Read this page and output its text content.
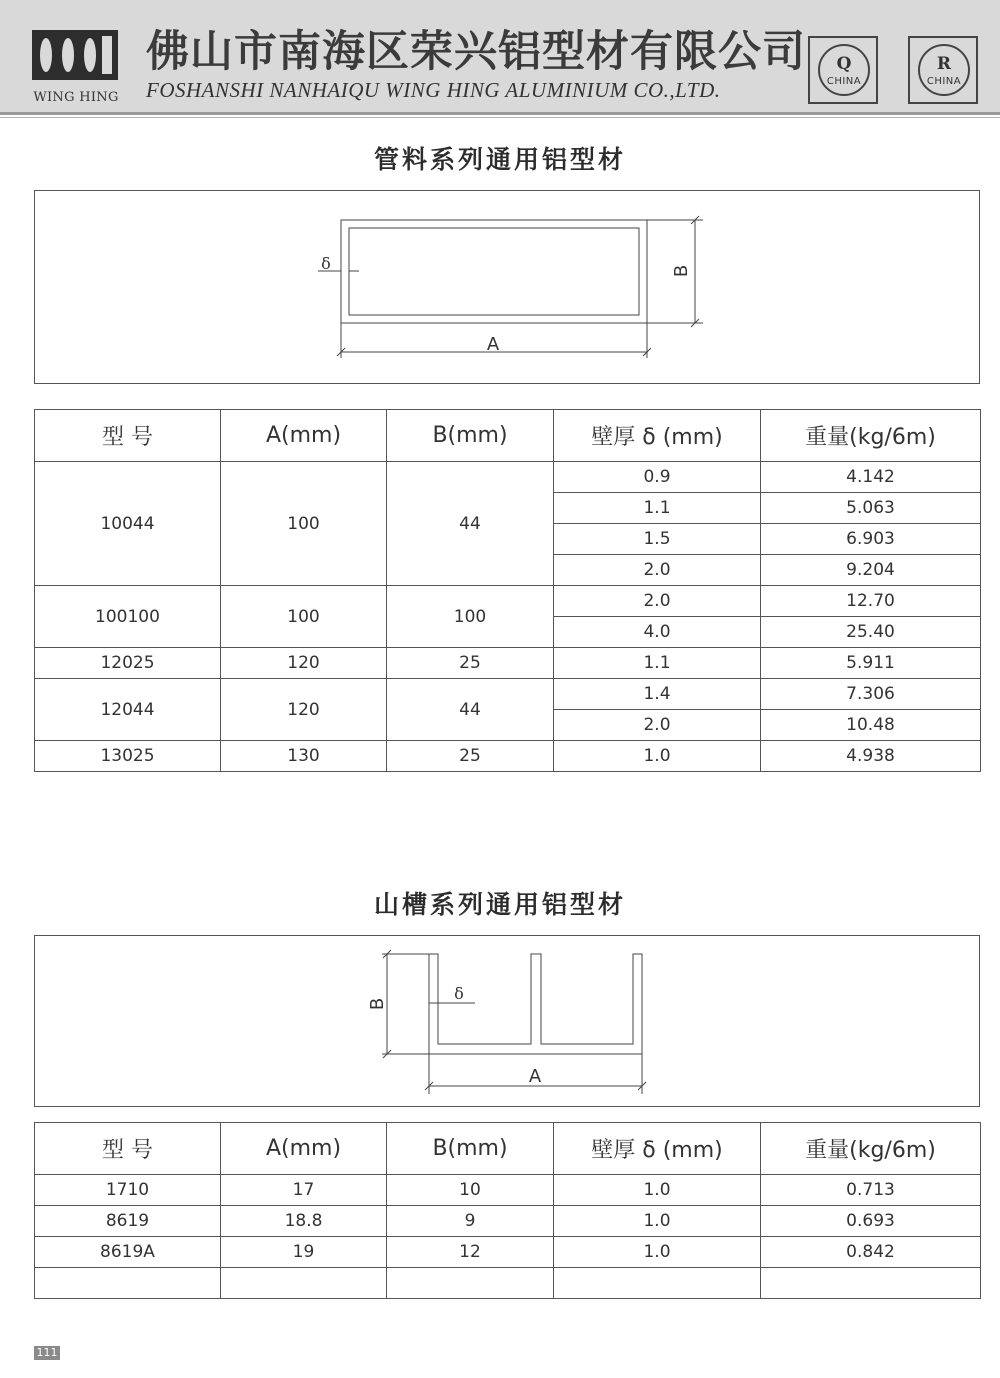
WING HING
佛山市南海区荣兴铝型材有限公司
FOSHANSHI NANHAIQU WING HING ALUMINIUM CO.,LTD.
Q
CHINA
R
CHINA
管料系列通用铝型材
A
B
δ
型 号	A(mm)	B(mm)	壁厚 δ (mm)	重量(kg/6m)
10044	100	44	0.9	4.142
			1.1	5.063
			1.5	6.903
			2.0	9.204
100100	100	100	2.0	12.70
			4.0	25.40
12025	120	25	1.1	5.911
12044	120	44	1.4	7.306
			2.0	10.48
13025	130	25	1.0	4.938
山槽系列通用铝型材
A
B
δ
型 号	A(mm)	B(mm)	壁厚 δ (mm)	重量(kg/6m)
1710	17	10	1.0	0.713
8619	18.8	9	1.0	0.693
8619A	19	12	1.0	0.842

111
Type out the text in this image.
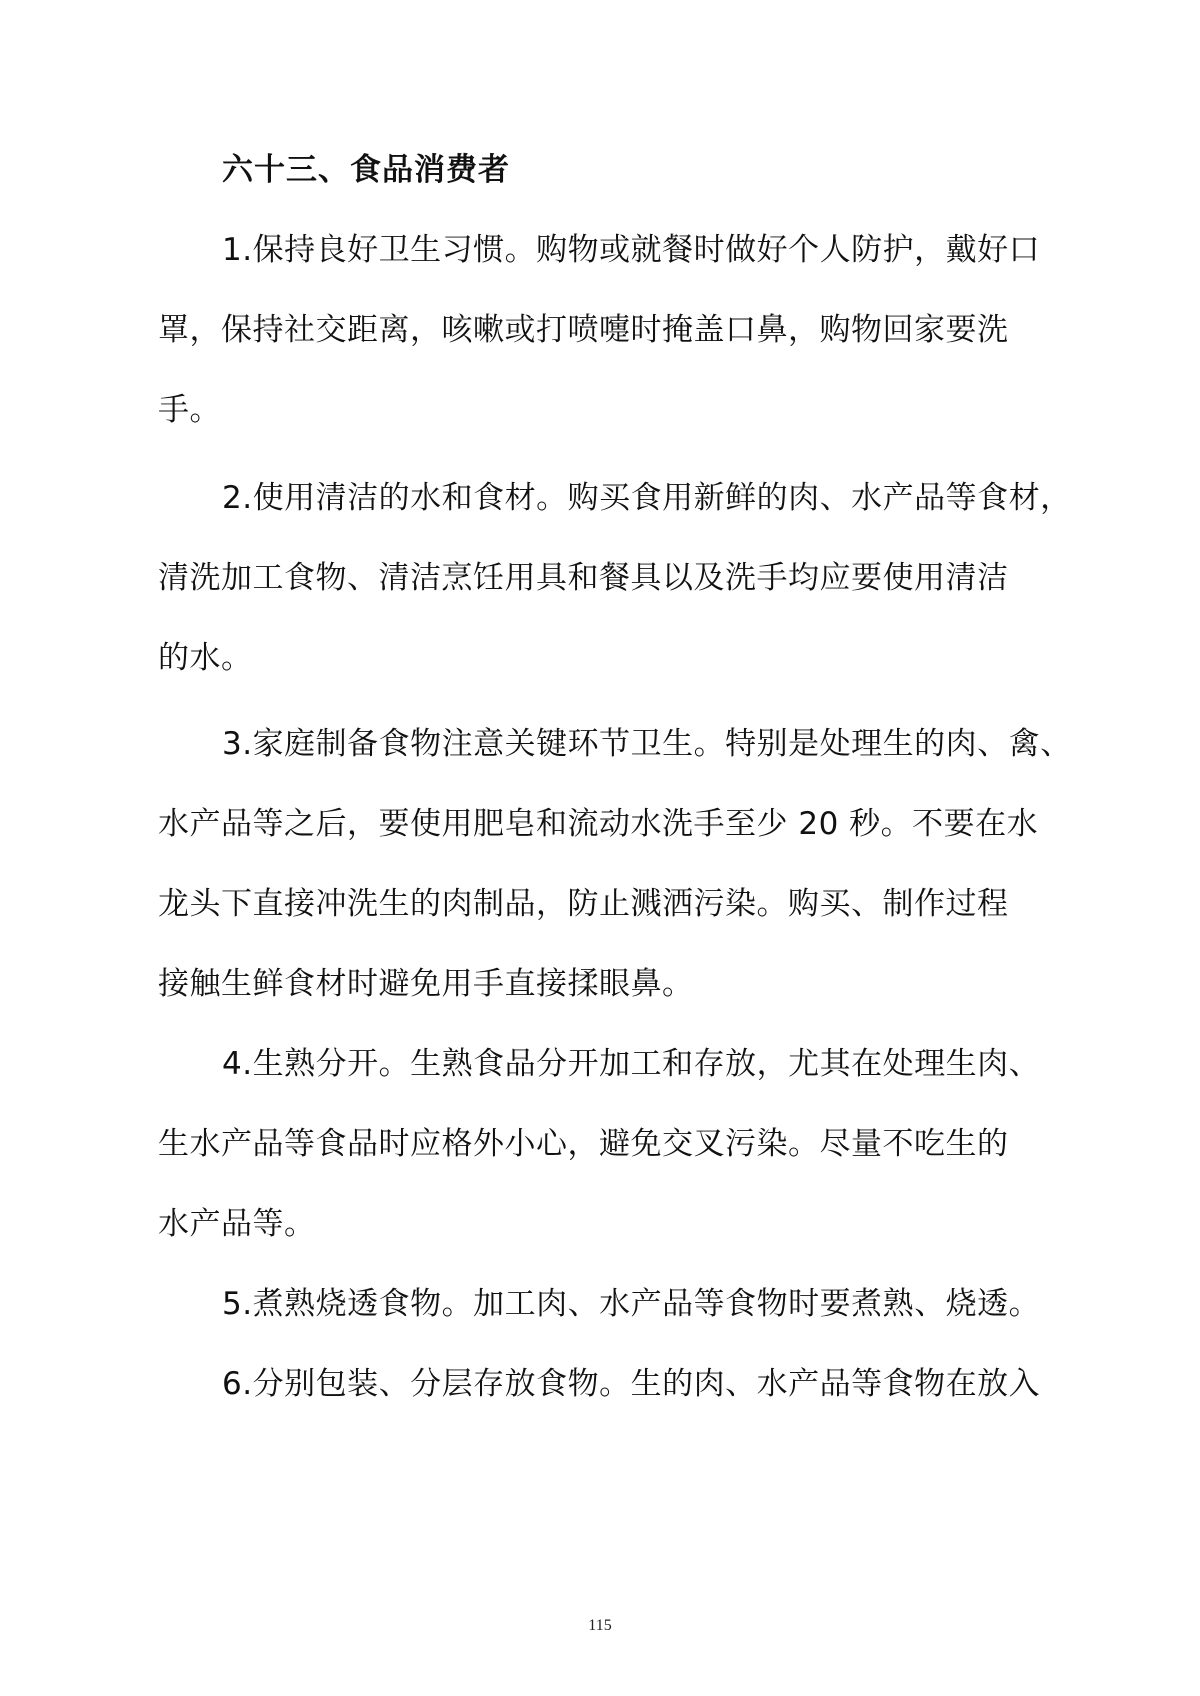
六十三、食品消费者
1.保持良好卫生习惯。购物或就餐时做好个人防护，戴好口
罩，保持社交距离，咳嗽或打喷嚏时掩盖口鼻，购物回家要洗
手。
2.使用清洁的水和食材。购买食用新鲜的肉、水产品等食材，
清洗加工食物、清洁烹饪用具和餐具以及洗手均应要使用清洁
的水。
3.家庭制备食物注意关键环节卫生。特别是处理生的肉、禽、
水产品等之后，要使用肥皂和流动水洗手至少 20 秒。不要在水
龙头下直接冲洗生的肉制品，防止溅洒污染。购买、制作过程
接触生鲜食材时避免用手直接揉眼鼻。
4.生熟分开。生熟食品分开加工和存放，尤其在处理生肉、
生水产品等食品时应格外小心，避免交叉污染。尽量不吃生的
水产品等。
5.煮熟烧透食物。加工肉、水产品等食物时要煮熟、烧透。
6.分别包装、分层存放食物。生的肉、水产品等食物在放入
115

Requirement —
Check each line above for the string "this" and report how many lines have it, giving only the number.

Written response —
2